## SET PROBLEM:
All entries below are to be set down again, identical to the source.

## BEGIN RECORDS FOR THE TASK

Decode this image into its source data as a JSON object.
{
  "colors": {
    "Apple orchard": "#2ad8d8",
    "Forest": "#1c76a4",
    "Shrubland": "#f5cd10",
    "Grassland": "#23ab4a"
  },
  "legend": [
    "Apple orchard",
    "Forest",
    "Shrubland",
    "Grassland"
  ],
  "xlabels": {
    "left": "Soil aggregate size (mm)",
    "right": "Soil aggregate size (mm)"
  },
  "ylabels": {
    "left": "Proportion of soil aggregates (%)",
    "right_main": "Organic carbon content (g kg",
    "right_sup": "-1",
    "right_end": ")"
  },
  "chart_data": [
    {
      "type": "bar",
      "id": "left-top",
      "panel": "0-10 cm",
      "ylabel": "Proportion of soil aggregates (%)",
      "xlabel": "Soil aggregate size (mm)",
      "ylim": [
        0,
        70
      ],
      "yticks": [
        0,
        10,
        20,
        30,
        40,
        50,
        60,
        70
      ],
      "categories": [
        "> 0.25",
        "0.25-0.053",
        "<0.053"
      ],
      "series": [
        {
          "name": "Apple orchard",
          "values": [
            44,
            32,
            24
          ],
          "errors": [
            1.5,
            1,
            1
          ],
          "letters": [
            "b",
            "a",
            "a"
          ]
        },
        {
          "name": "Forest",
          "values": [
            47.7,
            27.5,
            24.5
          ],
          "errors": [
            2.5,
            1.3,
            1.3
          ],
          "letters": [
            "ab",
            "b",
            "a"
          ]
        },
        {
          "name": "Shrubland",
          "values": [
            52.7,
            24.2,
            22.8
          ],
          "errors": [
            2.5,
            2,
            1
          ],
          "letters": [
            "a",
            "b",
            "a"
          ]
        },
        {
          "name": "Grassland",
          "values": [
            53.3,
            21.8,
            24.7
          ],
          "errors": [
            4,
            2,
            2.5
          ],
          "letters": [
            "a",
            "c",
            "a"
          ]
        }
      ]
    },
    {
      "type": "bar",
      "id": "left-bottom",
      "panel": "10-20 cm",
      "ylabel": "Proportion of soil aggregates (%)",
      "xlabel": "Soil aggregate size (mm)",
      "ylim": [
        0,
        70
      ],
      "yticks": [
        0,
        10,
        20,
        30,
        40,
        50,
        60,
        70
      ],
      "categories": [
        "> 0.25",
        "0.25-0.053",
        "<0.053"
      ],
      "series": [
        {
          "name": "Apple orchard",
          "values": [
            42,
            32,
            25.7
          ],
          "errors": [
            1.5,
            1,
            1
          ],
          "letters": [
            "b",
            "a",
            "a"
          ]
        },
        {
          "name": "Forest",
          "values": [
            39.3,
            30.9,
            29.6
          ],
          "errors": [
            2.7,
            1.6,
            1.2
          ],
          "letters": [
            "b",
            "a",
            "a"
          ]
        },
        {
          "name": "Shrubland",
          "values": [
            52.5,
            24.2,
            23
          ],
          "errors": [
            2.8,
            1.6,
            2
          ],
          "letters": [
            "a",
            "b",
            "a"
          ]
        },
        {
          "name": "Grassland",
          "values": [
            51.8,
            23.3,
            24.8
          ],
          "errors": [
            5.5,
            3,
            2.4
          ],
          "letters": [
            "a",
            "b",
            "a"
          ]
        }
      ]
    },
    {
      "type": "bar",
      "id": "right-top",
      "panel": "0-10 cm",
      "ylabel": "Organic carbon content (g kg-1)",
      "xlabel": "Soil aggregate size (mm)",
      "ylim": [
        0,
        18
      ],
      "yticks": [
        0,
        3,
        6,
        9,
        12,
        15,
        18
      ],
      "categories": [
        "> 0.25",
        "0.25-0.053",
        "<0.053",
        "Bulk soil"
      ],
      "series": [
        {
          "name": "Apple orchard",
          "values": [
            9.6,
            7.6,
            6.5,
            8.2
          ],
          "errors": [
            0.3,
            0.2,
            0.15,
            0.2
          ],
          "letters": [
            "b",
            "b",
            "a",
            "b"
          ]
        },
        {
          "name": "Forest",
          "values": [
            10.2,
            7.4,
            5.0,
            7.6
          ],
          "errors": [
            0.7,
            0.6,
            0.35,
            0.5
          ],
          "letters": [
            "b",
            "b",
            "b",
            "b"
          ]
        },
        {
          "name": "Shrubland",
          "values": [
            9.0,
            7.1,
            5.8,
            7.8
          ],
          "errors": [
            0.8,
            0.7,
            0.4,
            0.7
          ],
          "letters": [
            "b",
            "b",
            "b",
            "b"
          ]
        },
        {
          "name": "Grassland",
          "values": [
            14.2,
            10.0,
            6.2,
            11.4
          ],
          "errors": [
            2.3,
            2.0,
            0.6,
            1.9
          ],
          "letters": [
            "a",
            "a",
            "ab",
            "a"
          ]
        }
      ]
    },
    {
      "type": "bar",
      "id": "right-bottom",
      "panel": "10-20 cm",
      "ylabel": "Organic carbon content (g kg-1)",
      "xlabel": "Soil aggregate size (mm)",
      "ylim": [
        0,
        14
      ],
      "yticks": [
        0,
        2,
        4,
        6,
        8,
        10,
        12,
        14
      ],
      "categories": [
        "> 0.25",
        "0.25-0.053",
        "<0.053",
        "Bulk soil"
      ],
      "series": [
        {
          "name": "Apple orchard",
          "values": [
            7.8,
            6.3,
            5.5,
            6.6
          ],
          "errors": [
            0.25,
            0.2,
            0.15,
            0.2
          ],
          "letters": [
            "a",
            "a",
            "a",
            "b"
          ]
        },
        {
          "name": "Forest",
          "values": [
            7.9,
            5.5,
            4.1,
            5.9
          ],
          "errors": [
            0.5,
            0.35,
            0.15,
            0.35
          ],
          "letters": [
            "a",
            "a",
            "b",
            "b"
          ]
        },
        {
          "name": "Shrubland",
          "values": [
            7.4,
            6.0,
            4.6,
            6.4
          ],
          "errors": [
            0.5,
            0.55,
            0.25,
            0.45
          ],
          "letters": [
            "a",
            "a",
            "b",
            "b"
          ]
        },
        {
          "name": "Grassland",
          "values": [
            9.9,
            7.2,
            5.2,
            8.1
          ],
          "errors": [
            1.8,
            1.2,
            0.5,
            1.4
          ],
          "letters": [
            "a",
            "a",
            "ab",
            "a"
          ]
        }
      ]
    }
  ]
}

## END RECORDS FOR THE TASK

## WRITTEN SOLUTION:
Decode this image into its source data as a JSON object.
{
  "colors": {
    "Apple orchard": "#2ad8d8",
    "Forest": "#1c76a4",
    "Shrubland": "#f5cd10",
    "Grassland": "#23ab4a"
  },
  "legend": [
    "Apple orchard",
    "Forest",
    "Shrubland",
    "Grassland"
  ],
  "xlabels": {
    "left": "Soil aggregate size (mm)",
    "right": "Soil aggregate size (mm)"
  },
  "ylabels": {
    "left": "Proportion of soil aggregates (%)",
    "right_main": "Organic carbon content (g kg",
    "right_sup": "-1",
    "right_end": ")"
  },
  "chart_data": [
    {
      "type": "bar",
      "id": "left-top",
      "panel": "0-10 cm",
      "ylabel": "Proportion of soil aggregates (%)",
      "xlabel": "Soil aggregate size (mm)",
      "ylim": [
        0,
        70
      ],
      "yticks": [
        0,
        10,
        20,
        30,
        40,
        50,
        60,
        70
      ],
      "categories": [
        "> 0.25",
        "0.25-0.053",
        "<0.053"
      ],
      "series": [
        {
          "name": "Apple orchard",
          "values": [
            44,
            32,
            24
          ],
          "errors": [
            1.5,
            1,
            1
          ],
          "letters": [
            "b",
            "a",
            "a"
          ]
        },
        {
          "name": "Forest",
          "values": [
            47.7,
            27.5,
            24.5
          ],
          "errors": [
            2.5,
            1.3,
            1.3
          ],
          "letters": [
            "ab",
            "b",
            "a"
          ]
        },
        {
          "name": "Shrubland",
          "values": [
            52.7,
            24.2,
            22.8
          ],
          "errors": [
            2.5,
            2,
            1
          ],
          "letters": [
            "a",
            "b",
            "a"
          ]
        },
        {
          "name": "Grassland",
          "values": [
            53.3,
            21.8,
            24.7
          ],
          "errors": [
            4,
            2,
            2.5
          ],
          "letters": [
            "a",
            "c",
            "a"
          ]
        }
      ]
    },
    {
      "type": "bar",
      "id": "left-bottom",
      "panel": "10-20 cm",
      "ylabel": "Proportion of soil aggregates (%)",
      "xlabel": "Soil aggregate size (mm)",
      "ylim": [
        0,
        70
      ],
      "yticks": [
        0,
        10,
        20,
        30,
        40,
        50,
        60,
        70
      ],
      "categories": [
        "> 0.25",
        "0.25-0.053",
        "<0.053"
      ],
      "series": [
        {
          "name": "Apple orchard",
          "values": [
            42,
            32,
            25.7
          ],
          "errors": [
            1.5,
            1,
            1
          ],
          "letters": [
            "b",
            "a",
            "a"
          ]
        },
        {
          "name": "Forest",
          "values": [
            39.3,
            30.9,
            29.6
          ],
          "errors": [
            2.7,
            1.6,
            1.2
          ],
          "letters": [
            "b",
            "a",
            "a"
          ]
        },
        {
          "name": "Shrubland",
          "values": [
            52.5,
            24.2,
            23
          ],
          "errors": [
            2.8,
            1.6,
            2
          ],
          "letters": [
            "a",
            "b",
            "a"
          ]
        },
        {
          "name": "Grassland",
          "values": [
            51.8,
            23.3,
            24.8
          ],
          "errors": [
            5.5,
            3,
            2.4
          ],
          "letters": [
            "a",
            "b",
            "a"
          ]
        }
      ]
    },
    {
      "type": "bar",
      "id": "right-top",
      "panel": "0-10 cm",
      "ylabel": "Organic carbon content (g kg-1)",
      "xlabel": "Soil aggregate size (mm)",
      "ylim": [
        0,
        18
      ],
      "yticks": [
        0,
        3,
        6,
        9,
        12,
        15,
        18
      ],
      "categories": [
        "> 0.25",
        "0.25-0.053",
        "<0.053",
        "Bulk soil"
      ],
      "series": [
        {
          "name": "Apple orchard",
          "values": [
            9.6,
            7.6,
            6.5,
            8.2
          ],
          "errors": [
            0.3,
            0.2,
            0.15,
            0.2
          ],
          "letters": [
            "b",
            "b",
            "a",
            "b"
          ]
        },
        {
          "name": "Forest",
          "values": [
            10.2,
            7.4,
            5.0,
            7.6
          ],
          "errors": [
            0.7,
            0.6,
            0.35,
            0.5
          ],
          "letters": [
            "b",
            "b",
            "b",
            "b"
          ]
        },
        {
          "name": "Shrubland",
          "values": [
            9.0,
            7.1,
            5.8,
            7.8
          ],
          "errors": [
            0.8,
            0.7,
            0.4,
            0.7
          ],
          "letters": [
            "b",
            "b",
            "b",
            "b"
          ]
        },
        {
          "name": "Grassland",
          "values": [
            14.2,
            10.0,
            6.2,
            11.4
          ],
          "errors": [
            2.3,
            2.0,
            0.6,
            1.9
          ],
          "letters": [
            "a",
            "a",
            "ab",
            "a"
          ]
        }
      ]
    },
    {
      "type": "bar",
      "id": "right-bottom",
      "panel": "10-20 cm",
      "ylabel": "Organic carbon content (g kg-1)",
      "xlabel": "Soil aggregate size (mm)",
      "ylim": [
        0,
        14
      ],
      "yticks": [
        0,
        2,
        4,
        6,
        8,
        10,
        12,
        14
      ],
      "categories": [
        "> 0.25",
        "0.25-0.053",
        "<0.053",
        "Bulk soil"
      ],
      "series": [
        {
          "name": "Apple orchard",
          "values": [
            7.8,
            6.3,
            5.5,
            6.6
          ],
          "errors": [
            0.25,
            0.2,
            0.15,
            0.2
          ],
          "letters": [
            "a",
            "a",
            "a",
            "b"
          ]
        },
        {
          "name": "Forest",
          "values": [
            7.9,
            5.5,
            4.1,
            5.9
          ],
          "errors": [
            0.5,
            0.35,
            0.15,
            0.35
          ],
          "letters": [
            "a",
            "a",
            "b",
            "b"
          ]
        },
        {
          "name": "Shrubland",
          "values": [
            7.4,
            6.0,
            4.6,
            6.4
          ],
          "errors": [
            0.5,
            0.55,
            0.25,
            0.45
          ],
          "letters": [
            "a",
            "a",
            "b",
            "b"
          ]
        },
        {
          "name": "Grassland",
          "values": [
            9.9,
            7.2,
            5.2,
            8.1
          ],
          "errors": [
            1.8,
            1.2,
            0.5,
            1.4
          ],
          "letters": [
            "a",
            "a",
            "ab",
            "a"
          ]
        }
      ]
    }
  ]
}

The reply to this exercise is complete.